▶ Your assignment
If a line below contains the string "causes", copy it out.

▶ Dataset entries

########################################

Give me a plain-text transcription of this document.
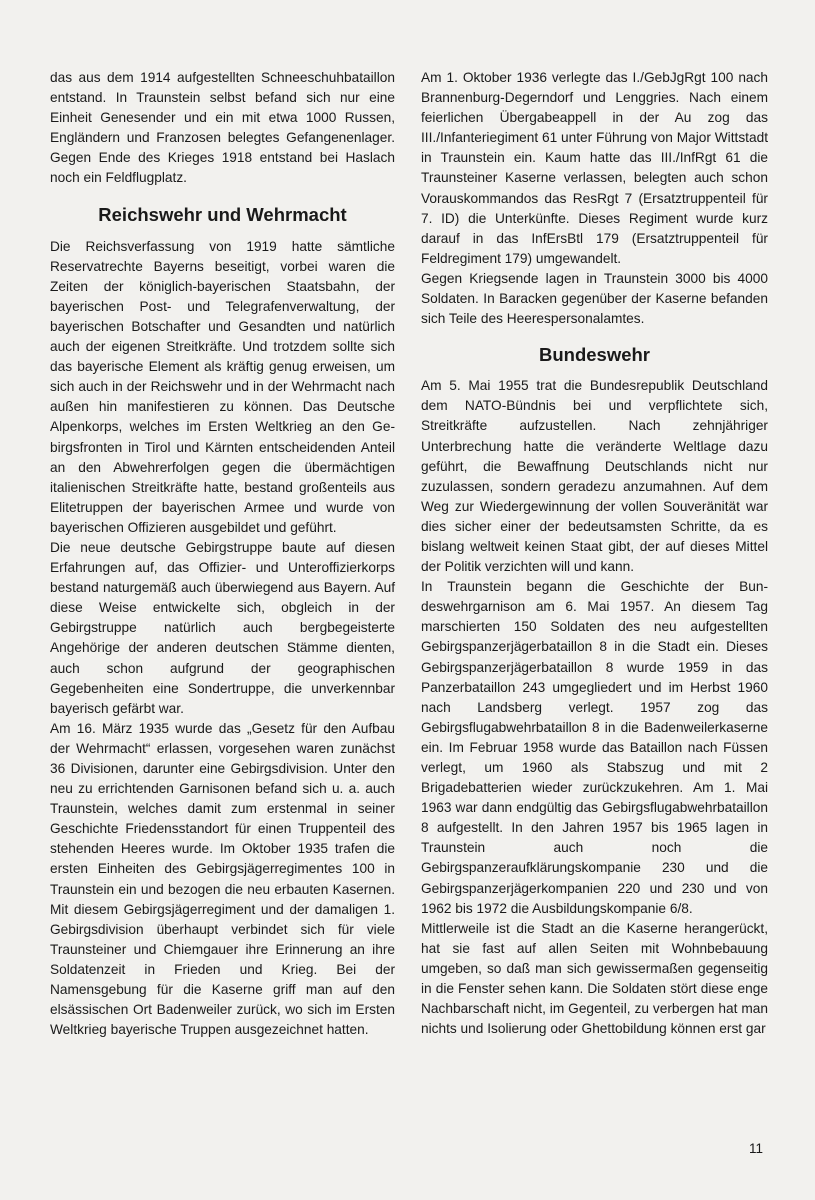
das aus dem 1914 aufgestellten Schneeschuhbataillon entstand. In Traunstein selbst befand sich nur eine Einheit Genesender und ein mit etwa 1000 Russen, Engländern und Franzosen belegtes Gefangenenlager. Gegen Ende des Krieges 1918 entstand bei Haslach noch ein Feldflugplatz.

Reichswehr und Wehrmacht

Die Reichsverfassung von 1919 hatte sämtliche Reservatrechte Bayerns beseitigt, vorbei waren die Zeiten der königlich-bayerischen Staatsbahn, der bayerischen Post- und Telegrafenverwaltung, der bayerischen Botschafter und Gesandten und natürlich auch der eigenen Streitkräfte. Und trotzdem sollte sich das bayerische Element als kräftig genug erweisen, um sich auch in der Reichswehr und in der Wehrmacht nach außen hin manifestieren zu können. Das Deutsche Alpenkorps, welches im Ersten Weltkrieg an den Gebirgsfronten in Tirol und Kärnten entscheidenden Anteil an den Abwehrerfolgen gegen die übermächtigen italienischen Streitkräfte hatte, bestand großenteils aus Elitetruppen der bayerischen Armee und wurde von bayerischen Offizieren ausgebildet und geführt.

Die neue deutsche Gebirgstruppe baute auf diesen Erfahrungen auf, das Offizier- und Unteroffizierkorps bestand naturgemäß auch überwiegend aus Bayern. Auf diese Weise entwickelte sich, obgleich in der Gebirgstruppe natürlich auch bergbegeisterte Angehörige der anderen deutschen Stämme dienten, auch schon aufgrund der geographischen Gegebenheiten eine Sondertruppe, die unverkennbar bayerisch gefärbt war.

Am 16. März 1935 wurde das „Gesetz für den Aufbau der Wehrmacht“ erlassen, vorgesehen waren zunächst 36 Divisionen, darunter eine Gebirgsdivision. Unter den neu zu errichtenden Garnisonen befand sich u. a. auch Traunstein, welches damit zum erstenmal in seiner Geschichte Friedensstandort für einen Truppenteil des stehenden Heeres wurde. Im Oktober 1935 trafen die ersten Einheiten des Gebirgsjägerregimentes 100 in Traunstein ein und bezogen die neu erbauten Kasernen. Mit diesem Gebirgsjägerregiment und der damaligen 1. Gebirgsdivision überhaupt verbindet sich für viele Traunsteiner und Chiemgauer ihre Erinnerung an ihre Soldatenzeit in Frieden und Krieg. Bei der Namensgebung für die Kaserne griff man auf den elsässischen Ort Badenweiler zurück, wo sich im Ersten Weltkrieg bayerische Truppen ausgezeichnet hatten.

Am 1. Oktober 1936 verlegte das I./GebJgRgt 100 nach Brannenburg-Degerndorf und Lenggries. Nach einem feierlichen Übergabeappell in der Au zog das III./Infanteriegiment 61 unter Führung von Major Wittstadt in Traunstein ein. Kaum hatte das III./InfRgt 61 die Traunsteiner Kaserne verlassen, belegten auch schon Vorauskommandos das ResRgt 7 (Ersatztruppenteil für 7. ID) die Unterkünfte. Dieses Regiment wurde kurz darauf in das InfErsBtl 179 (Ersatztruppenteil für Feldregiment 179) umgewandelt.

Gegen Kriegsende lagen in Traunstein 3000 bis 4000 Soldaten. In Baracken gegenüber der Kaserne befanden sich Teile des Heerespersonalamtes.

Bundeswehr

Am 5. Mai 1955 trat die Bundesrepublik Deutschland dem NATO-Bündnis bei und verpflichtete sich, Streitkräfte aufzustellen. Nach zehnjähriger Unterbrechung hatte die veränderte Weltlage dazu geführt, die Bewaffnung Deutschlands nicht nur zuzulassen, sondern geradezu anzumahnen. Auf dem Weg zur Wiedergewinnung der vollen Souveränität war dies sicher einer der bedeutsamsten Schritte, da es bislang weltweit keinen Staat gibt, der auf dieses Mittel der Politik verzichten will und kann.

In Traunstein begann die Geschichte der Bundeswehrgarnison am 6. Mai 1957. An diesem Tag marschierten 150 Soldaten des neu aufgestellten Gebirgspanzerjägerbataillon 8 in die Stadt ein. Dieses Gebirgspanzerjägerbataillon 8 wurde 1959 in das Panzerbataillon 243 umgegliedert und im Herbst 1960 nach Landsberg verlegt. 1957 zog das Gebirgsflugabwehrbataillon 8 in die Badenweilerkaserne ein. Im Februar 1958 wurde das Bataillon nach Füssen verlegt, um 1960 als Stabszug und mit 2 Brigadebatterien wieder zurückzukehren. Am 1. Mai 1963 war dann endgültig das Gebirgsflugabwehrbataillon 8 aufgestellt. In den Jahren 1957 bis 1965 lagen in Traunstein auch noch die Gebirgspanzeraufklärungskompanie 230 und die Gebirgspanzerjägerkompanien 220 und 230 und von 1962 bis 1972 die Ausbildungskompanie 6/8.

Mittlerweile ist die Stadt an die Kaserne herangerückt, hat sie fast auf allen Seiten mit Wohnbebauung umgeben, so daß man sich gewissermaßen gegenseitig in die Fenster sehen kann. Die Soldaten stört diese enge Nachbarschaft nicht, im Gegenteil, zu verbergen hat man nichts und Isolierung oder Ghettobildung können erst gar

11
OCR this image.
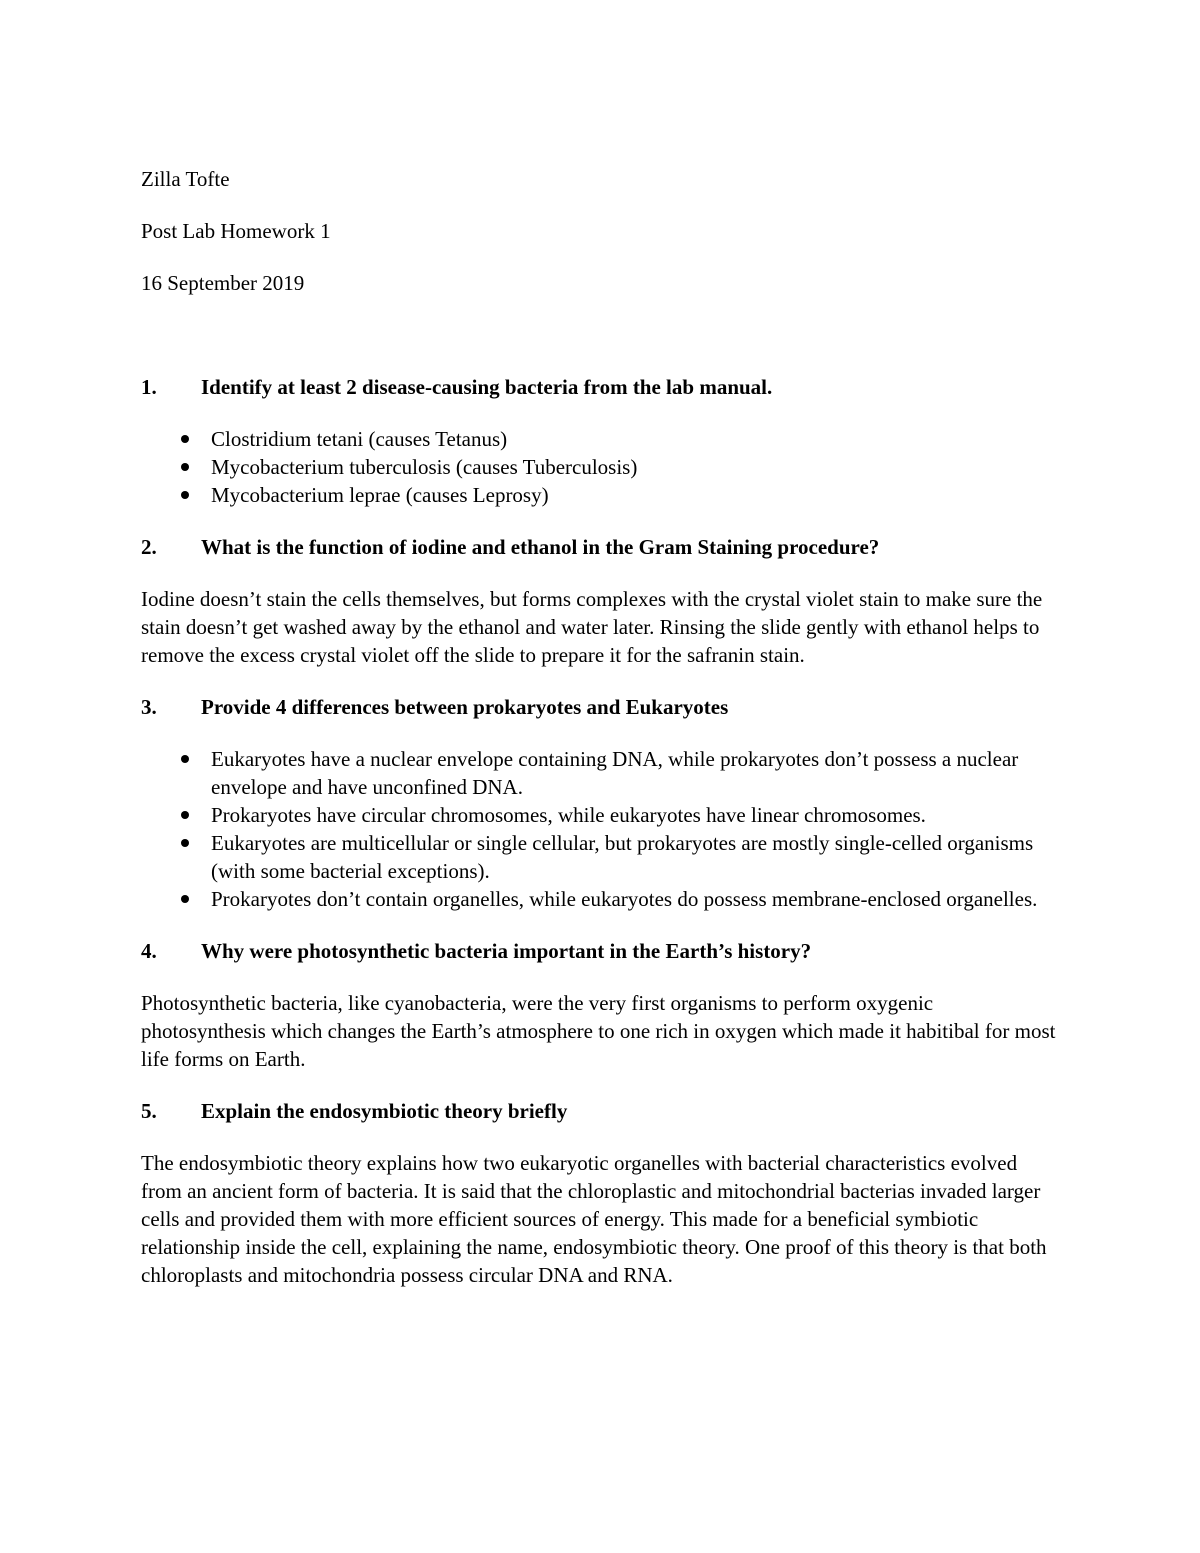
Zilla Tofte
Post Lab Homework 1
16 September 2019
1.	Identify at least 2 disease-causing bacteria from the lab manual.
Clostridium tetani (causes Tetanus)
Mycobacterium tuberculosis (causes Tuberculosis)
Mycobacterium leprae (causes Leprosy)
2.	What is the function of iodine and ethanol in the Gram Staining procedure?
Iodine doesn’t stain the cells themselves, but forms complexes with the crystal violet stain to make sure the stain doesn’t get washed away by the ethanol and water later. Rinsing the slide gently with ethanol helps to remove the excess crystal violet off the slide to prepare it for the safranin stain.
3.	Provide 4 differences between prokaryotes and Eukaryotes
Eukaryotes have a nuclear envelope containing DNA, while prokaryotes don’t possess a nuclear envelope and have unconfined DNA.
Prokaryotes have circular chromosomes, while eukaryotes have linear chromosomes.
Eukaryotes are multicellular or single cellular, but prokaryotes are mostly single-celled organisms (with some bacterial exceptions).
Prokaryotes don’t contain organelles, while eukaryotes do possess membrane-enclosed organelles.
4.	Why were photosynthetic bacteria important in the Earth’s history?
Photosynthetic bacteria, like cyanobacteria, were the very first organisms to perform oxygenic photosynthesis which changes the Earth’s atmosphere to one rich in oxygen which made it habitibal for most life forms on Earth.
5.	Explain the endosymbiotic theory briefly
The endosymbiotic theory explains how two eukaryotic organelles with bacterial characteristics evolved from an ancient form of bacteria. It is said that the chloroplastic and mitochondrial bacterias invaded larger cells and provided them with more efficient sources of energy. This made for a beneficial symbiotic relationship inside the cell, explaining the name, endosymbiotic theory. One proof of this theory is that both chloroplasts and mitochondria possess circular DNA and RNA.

########################################

▶ Exercise result
Clostridium tetani (causes Tetanus)
Mycobacterium tuberculosis (causes Tuberculosis)
Mycobacterium leprae (causes Leprosy)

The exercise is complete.